PROBLEM TO SOLVE =
Return the part of the items that opens with the line containing "case-group bbox=[441, 525, 657, 552]" and closes with the line containing "header-case: Case bbox=[436, 174, 663, 189]", copying every line verbatim and including both end lines.

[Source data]

* start *

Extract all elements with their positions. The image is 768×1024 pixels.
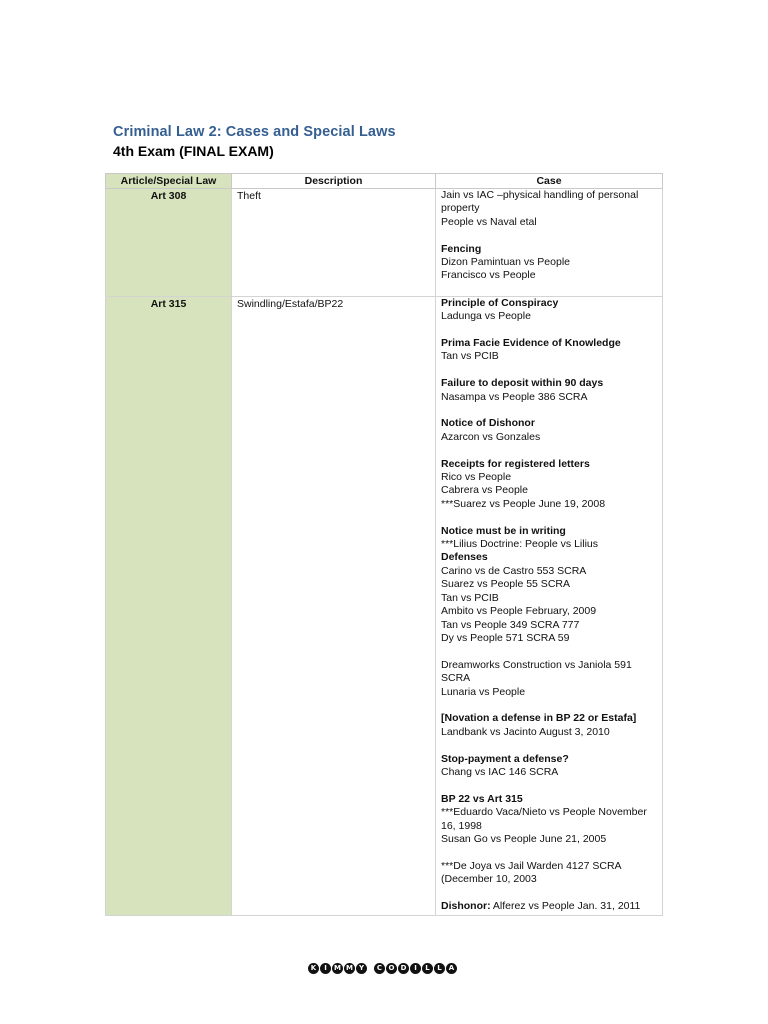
case-group bbox=[441, 525, 657, 552]
header-article: Article/Special Law bbox=[106, 174, 232, 189]
case-name: ***Eduardo Vaca/Nieto vs People November 16, 1998 bbox=[441, 806, 647, 832]
case-inline-heading: Dishonor: bbox=[441, 899, 491, 912]
case-name: Landbank vs Jacinto August 3, 2010 bbox=[441, 725, 610, 738]
logo-letter: L bbox=[434, 963, 445, 974]
case-heading: Principle of Conspiracy bbox=[441, 296, 559, 309]
case-group bbox=[441, 458, 657, 512]
header-case: Case bbox=[436, 174, 663, 189]
case-name: Tan vs PCIB bbox=[441, 591, 499, 604]
table-row bbox=[106, 189, 663, 297]
case-name: ***Lilius Doctrine: People vs Lilius bbox=[441, 538, 598, 551]
document-title: Criminal Law 2: Cases and Special Laws bbox=[113, 124, 396, 140]
document-subtitle: 4th Exam (FINAL EXAM) bbox=[113, 143, 274, 159]
article-cell bbox=[106, 189, 232, 297]
case-heading: Fencing bbox=[441, 242, 482, 255]
case-line bbox=[441, 900, 657, 913]
case-name: Jain vs IAC –physical handling of personal property bbox=[441, 189, 639, 215]
case-name: Tan vs People 349 SCRA 777 bbox=[441, 618, 580, 631]
description-text: Swindling/Estafa/BP22 bbox=[237, 297, 344, 310]
case-group bbox=[441, 377, 657, 404]
description-cell bbox=[232, 296, 436, 916]
case-group bbox=[441, 860, 657, 887]
table-body bbox=[106, 189, 663, 916]
case-name: ***De Joya vs Jail Warden 4127 SCRA (December 10, 2003 bbox=[441, 859, 621, 886]
case-heading: Failure to deposit within 90 days bbox=[441, 377, 604, 390]
logo-letter: M bbox=[344, 963, 355, 974]
case-group bbox=[441, 659, 657, 699]
case-heading: Defenses bbox=[441, 551, 488, 564]
article-label: Art 308 bbox=[150, 190, 187, 202]
case-name: Chang vs IAC 146 SCRA bbox=[441, 765, 559, 778]
case-group bbox=[441, 753, 657, 780]
article-label: Art 315 bbox=[150, 297, 187, 310]
table-row bbox=[106, 296, 663, 916]
footer-logo bbox=[308, 962, 457, 974]
description-cell bbox=[232, 189, 436, 297]
case-name: Susan Go vs People June 21, 2005 bbox=[441, 832, 607, 845]
logo-letter: K bbox=[308, 963, 319, 974]
case-name: People vs Naval etal bbox=[441, 215, 537, 228]
case-name: Suarez vs People 55 SCRA bbox=[441, 578, 570, 591]
case-group bbox=[441, 712, 657, 739]
case-heading: Notice must be in writing bbox=[441, 524, 566, 537]
case-heading: Stop-payment a defense? bbox=[441, 752, 569, 765]
case-name: Ladunga vs People bbox=[441, 310, 531, 323]
case-group bbox=[441, 551, 657, 645]
case-group bbox=[441, 793, 657, 847]
case-inline-text: Alferez vs People Jan. 31, 2011 bbox=[490, 899, 641, 912]
case-heading: Receipts for registered letters bbox=[441, 457, 590, 470]
case-heading: BP 22 vs Art 315 bbox=[441, 792, 523, 805]
logo-letter: M bbox=[332, 963, 343, 974]
logo-letter: A bbox=[446, 963, 457, 974]
logo-letter: D bbox=[398, 963, 409, 974]
case-cell bbox=[436, 296, 663, 916]
case-group bbox=[441, 243, 657, 283]
logo-letter: Y bbox=[356, 963, 367, 974]
case-name: Dy vs People 571 SCRA 59 bbox=[441, 631, 570, 644]
case-name: ***Suarez vs People June 19, 2008 bbox=[441, 497, 606, 510]
case-name: Cabrera vs People bbox=[441, 484, 528, 497]
case-heading: Prima Facie Evidence of Knowledge bbox=[441, 337, 621, 350]
logo-letter: C bbox=[374, 963, 385, 974]
case-group bbox=[441, 189, 657, 229]
case-heading: [Novation a defense in BP 22 or Estafa] bbox=[441, 712, 637, 725]
description-text: Theft bbox=[237, 190, 261, 202]
case-name: Ambito vs People February, 2009 bbox=[441, 605, 597, 618]
case-name: Nasampa vs People 386 SCRA bbox=[441, 390, 588, 403]
logo-letter: L bbox=[422, 963, 433, 974]
logo-letter: I bbox=[410, 963, 421, 974]
case-cell bbox=[436, 189, 663, 297]
logo-letter: I bbox=[320, 963, 331, 974]
case-name: Francisco vs People bbox=[441, 269, 536, 282]
case-name: Tan vs PCIB bbox=[441, 350, 499, 363]
case-group bbox=[441, 900, 657, 913]
case-name: Carino vs de Castro 553 SCRA bbox=[441, 564, 587, 577]
case-group bbox=[441, 297, 657, 324]
case-group bbox=[441, 417, 657, 444]
case-name: Dreamworks Construction vs Janiola 591 SCRA bbox=[441, 658, 632, 685]
case-heading: Notice of Dishonor bbox=[441, 417, 535, 430]
case-name: Azarcon vs Gonzales bbox=[441, 430, 541, 443]
case-name: Rico vs People bbox=[441, 471, 512, 484]
logo-letter: O bbox=[386, 963, 397, 974]
article-cell bbox=[106, 296, 232, 916]
table-header bbox=[106, 174, 663, 189]
case-group bbox=[441, 337, 657, 364]
cases-table bbox=[105, 173, 663, 916]
case-name: Lunaria vs People bbox=[441, 685, 526, 698]
case-name: Dizon Pamintuan vs People bbox=[441, 256, 570, 269]
header-description: Description bbox=[232, 174, 436, 189]
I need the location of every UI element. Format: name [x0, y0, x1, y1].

* end *

OUTPUT FOR THIS TASK =
case-group bbox=[441, 525, 657, 552]
header-article: Article/Special Law bbox=[106, 174, 232, 189]
case-name: ***Eduardo Vaca/Nieto vs People November 16, 1998 bbox=[441, 806, 647, 832]
case-inline-heading: Dishonor: bbox=[441, 899, 491, 912]
case-name: Landbank vs Jacinto August 3, 2010 bbox=[441, 725, 610, 738]
logo-letter: L bbox=[434, 963, 445, 974]
case-heading: Principle of Conspiracy bbox=[441, 296, 559, 309]
case-group bbox=[441, 458, 657, 512]
header-case: Case bbox=[436, 174, 663, 189]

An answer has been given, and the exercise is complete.